*EXERCISE TASK*: Print every line of the material below word for word, in the same order, with nothing added or left out.

*INPUT RECORDS*:
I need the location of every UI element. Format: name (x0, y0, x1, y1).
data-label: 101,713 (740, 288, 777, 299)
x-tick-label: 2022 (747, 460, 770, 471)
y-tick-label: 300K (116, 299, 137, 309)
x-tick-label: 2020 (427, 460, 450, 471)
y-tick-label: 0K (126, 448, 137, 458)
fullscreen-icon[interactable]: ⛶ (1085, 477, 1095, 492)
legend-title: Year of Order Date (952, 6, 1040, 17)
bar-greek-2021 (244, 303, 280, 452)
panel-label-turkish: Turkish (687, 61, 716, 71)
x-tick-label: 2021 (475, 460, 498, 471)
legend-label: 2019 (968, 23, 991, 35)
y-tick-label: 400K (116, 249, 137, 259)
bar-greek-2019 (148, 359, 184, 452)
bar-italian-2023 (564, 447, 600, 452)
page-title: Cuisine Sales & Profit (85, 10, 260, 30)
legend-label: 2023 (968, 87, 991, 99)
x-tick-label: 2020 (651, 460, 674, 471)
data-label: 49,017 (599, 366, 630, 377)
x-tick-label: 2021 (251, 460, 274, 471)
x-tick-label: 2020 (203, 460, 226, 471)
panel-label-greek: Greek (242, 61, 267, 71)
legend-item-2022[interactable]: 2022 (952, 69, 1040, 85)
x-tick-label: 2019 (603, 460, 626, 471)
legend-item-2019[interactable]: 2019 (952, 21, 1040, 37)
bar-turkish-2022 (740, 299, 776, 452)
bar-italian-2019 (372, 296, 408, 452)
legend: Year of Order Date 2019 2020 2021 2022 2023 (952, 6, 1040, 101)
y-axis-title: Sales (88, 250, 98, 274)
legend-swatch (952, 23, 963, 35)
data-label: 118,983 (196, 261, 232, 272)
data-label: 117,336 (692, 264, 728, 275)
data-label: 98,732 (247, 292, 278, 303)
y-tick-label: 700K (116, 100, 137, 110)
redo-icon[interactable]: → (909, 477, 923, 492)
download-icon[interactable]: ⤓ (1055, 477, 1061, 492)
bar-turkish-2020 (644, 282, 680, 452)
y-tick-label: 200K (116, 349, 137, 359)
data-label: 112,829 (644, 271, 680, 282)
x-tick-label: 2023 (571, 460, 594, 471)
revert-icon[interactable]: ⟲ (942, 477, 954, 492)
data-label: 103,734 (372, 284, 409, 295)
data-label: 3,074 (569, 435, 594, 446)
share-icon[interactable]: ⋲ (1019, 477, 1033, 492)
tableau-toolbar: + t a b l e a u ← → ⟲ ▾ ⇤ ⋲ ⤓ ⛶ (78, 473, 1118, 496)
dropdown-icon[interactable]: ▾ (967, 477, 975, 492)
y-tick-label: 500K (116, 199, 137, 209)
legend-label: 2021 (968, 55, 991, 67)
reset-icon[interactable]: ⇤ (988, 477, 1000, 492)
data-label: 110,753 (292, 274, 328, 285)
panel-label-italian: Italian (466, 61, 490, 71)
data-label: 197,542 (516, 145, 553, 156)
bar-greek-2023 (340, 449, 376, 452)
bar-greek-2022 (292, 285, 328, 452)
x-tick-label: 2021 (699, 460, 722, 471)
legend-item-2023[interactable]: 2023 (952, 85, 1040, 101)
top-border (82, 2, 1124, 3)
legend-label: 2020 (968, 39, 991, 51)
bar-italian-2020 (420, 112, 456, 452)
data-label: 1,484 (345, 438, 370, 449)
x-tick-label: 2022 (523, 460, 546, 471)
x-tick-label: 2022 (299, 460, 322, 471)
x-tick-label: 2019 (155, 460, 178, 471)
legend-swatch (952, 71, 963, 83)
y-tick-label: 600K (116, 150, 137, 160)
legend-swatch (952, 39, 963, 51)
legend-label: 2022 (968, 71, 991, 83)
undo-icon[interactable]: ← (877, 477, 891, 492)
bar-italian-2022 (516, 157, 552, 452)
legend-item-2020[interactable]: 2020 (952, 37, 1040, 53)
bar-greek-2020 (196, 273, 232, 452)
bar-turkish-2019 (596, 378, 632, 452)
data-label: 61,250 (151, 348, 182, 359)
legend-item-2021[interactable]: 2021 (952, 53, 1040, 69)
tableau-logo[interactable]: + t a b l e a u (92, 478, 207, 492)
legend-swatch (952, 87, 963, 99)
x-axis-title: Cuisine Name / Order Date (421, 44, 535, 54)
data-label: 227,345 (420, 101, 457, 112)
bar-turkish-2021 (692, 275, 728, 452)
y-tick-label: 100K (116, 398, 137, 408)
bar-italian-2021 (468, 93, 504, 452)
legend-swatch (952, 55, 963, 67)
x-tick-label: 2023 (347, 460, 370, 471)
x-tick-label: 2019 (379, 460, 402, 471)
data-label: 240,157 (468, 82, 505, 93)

*TASK RESULT*:
I need the location of every UI element. Format: name (x0, y0, x1, y1).
data-label: 101,713 (740, 288, 777, 299)
x-tick-label: 2022 (747, 460, 770, 471)
y-tick-label: 300K (116, 299, 137, 309)
x-tick-label: 2020 (427, 460, 450, 471)
y-tick-label: 0K (126, 448, 137, 458)
fullscreen-icon[interactable]: ⛶ (1085, 477, 1095, 492)
legend-title: Year of Order Date (952, 6, 1040, 17)
bar-greek-2021 (244, 303, 280, 452)
panel-label-turkish: Turkish (687, 61, 716, 71)
x-tick-label: 2021 (475, 460, 498, 471)
legend-label: 2019 (968, 23, 991, 35)
y-tick-label: 400K (116, 249, 137, 259)
bar-greek-2019 (148, 359, 184, 452)
bar-italian-2023 (564, 447, 600, 452)
page-title: Cuisine Sales & Profit (85, 10, 260, 30)
legend-label: 2023 (968, 87, 991, 99)
x-tick-label: 2020 (651, 460, 674, 471)
data-label: 49,017 (599, 366, 630, 377)
x-tick-label: 2021 (251, 460, 274, 471)
x-tick-label: 2020 (203, 460, 226, 471)
panel-label-greek: Greek (242, 61, 267, 71)
legend-item-2022[interactable]: 2022 (952, 69, 1040, 85)
x-tick-label: 2019 (603, 460, 626, 471)
legend-item-2019[interactable]: 2019 (952, 21, 1040, 37)
bar-turkish-2022 (740, 299, 776, 452)
bar-italian-2019 (372, 296, 408, 452)
legend: Year of Order Date 2019 2020 2021 2022 2023 (952, 6, 1040, 101)
y-axis-title: Sales (88, 250, 98, 274)
legend-swatch (952, 23, 963, 35)
data-label: 118,983 (196, 261, 232, 272)
data-label: 117,336 (692, 264, 728, 275)
data-label: 98,732 (247, 292, 278, 303)
y-tick-label: 700K (116, 100, 137, 110)
redo-icon[interactable]: → (909, 477, 923, 492)
download-icon[interactable]: ⤓ (1055, 477, 1061, 492)
bar-turkish-2020 (644, 282, 680, 452)
y-tick-label: 200K (116, 349, 137, 359)
data-label: 112,829 (644, 271, 680, 282)
x-tick-label: 2023 (571, 460, 594, 471)
revert-icon[interactable]: ⟲ (942, 477, 954, 492)
data-label: 103,734 (372, 284, 409, 295)
data-label: 3,074 (569, 435, 594, 446)
share-icon[interactable]: ⋲ (1019, 477, 1033, 492)
tableau-toolbar: + t a b l e a u ← → ⟲ ▾ ⇤ ⋲ ⤓ ⛶ (78, 473, 1118, 496)
dropdown-icon[interactable]: ▾ (967, 477, 975, 492)
y-tick-label: 500K (116, 199, 137, 209)
legend-label: 2021 (968, 55, 991, 67)
reset-icon[interactable]: ⇤ (988, 477, 1000, 492)
data-label: 110,753 (292, 274, 328, 285)
panel-label-italian: Italian (466, 61, 490, 71)
data-label: 197,542 (516, 145, 553, 156)
bar-greek-2023 (340, 449, 376, 452)
bar-greek-2022 (292, 285, 328, 452)
x-tick-label: 2021 (699, 460, 722, 471)
legend-item-2023[interactable]: 2023 (952, 85, 1040, 101)
top-border (82, 2, 1124, 3)
legend-label: 2020 (968, 39, 991, 51)
bar-italian-2020 (420, 112, 456, 452)
data-label: 1,484 (345, 438, 370, 449)
x-tick-label: 2022 (523, 460, 546, 471)
x-tick-label: 2022 (299, 460, 322, 471)
x-tick-label: 2019 (155, 460, 178, 471)
legend-swatch (952, 71, 963, 83)
y-tick-label: 600K (116, 150, 137, 160)
legend-swatch (952, 39, 963, 51)
legend-label: 2022 (968, 71, 991, 83)
undo-icon[interactable]: ← (877, 477, 891, 492)
bar-italian-2022 (516, 157, 552, 452)
legend-item-2020[interactable]: 2020 (952, 37, 1040, 53)
bar-greek-2020 (196, 273, 232, 452)
bar-turkish-2019 (596, 378, 632, 452)
data-label: 61,250 (151, 348, 182, 359)
legend-item-2021[interactable]: 2021 (952, 53, 1040, 69)
tableau-logo[interactable]: + t a b l e a u (92, 478, 207, 492)
legend-swatch (952, 87, 963, 99)
x-axis-title: Cuisine Name / Order Date (421, 44, 535, 54)
data-label: 227,345 (420, 101, 457, 112)
bar-turkish-2021 (692, 275, 728, 452)
y-tick-label: 100K (116, 398, 137, 408)
bar-italian-2021 (468, 93, 504, 452)
legend-swatch (952, 55, 963, 67)
x-tick-label: 2023 (347, 460, 370, 471)
x-tick-label: 2019 (379, 460, 402, 471)
data-label: 240,157 (468, 82, 505, 93)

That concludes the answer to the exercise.